▶ EXERCISE
List every line in this data where the string "Fonds" occurs.

▶ Raw records
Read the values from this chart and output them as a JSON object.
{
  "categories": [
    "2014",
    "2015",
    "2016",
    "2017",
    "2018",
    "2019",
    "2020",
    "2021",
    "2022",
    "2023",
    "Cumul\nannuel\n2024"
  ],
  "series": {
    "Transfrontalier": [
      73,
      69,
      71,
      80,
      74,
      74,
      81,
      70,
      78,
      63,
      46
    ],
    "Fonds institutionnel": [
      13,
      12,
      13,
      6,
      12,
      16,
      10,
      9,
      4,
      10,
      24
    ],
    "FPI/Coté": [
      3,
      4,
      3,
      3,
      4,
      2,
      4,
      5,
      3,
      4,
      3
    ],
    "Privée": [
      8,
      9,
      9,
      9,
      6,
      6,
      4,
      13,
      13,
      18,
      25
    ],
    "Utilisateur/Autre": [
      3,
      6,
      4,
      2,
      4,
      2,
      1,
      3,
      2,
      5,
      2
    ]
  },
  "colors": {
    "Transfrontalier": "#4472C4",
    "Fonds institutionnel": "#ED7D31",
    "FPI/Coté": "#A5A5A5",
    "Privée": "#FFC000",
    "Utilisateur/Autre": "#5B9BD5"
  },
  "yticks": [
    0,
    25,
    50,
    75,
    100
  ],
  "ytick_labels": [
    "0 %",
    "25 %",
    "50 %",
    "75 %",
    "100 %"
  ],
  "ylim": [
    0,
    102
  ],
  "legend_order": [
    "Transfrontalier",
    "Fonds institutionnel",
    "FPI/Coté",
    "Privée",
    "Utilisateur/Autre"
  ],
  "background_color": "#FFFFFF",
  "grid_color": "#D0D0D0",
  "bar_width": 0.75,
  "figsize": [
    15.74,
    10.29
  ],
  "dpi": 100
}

▶ FULL RESPONSE
    "Fonds institutionnel": [
    "Fonds institutionnel": "#ED7D31",
    "Fonds institutionnel",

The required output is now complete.